Dartmoor, 1900. Two friends are roaming the moors: Arthur Conan Doyle – the most famous novelist of his age – who has recently killed off his most popular creation, Sherlock Holmes; and Bertram Fletcher Robinson – Holmes aficionado and editor of the Daily Express.
They are researching a detective novel, a collaboration starring a new hero, set in the eerie stillness of ancient West Country moorland, and featuring a monstrous dog. They already have a title…
London, 1902. The Hound of the Baskervilles is published, featuring Sherlock Holmes back from the dead. Conan Doyle and Fletcher Robinson have not spoken for two years and the book is credited to just one author. It will become one of the most famous stories ever written. But who really wrote it? And what really happened on those moors, to drive the two friends apart?

__________________________________________________

§ **Directive**: Write out the passage on Conan Doyle and Fletcher Robinson word for word, starting at "Dartmoor, 1900. Two" and ending at "the Daily Express.".

__________________________________________________

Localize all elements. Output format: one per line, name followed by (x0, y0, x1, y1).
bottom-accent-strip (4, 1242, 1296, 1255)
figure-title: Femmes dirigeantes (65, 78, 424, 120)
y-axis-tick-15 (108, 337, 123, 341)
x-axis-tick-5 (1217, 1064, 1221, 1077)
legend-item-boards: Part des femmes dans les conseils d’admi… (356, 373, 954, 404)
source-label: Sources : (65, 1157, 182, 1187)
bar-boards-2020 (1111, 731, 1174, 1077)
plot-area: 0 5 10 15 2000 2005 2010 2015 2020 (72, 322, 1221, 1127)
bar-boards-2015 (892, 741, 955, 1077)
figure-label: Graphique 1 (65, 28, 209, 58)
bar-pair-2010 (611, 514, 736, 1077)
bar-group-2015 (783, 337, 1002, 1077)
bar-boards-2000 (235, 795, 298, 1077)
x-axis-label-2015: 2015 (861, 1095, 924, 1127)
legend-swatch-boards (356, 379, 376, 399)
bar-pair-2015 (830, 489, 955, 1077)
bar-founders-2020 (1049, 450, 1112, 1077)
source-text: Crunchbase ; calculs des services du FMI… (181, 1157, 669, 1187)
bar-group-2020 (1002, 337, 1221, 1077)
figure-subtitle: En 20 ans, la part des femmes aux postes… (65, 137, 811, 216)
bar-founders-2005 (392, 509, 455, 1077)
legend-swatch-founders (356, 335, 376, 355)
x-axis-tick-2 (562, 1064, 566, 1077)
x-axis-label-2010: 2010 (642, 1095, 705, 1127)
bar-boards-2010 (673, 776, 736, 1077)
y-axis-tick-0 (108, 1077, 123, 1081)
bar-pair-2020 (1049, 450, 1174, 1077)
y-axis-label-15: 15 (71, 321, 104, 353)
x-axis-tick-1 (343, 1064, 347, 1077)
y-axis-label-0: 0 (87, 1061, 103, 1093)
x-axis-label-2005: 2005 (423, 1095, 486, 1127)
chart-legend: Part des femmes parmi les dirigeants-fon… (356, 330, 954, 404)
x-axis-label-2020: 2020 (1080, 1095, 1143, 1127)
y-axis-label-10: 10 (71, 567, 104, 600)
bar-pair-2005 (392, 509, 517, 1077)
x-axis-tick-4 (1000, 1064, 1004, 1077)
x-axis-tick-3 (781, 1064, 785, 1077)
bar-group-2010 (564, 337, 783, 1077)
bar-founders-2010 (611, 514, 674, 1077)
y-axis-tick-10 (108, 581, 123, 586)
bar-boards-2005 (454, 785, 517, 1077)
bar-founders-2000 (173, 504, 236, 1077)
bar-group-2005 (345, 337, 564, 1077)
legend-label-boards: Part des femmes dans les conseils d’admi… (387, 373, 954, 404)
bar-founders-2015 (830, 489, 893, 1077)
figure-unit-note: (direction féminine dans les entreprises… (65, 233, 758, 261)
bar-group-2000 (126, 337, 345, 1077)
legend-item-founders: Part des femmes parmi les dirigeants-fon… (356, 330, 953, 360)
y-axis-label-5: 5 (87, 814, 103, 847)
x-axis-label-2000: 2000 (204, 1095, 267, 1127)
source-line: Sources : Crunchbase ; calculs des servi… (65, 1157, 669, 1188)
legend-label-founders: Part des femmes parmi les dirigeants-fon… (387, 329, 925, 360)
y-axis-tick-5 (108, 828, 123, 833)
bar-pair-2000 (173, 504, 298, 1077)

__________________________________________________

§ **Written response**:
Dartmoor, 1900. Two friends are roaming the moors: Arthur Conan Doyle – the most famous novelist of his age – who has recently killed off his most popular creation, Sherlock Holmes; and Bertram Fletcher Robinson – Holmes aficionado and editor of the Daily Express.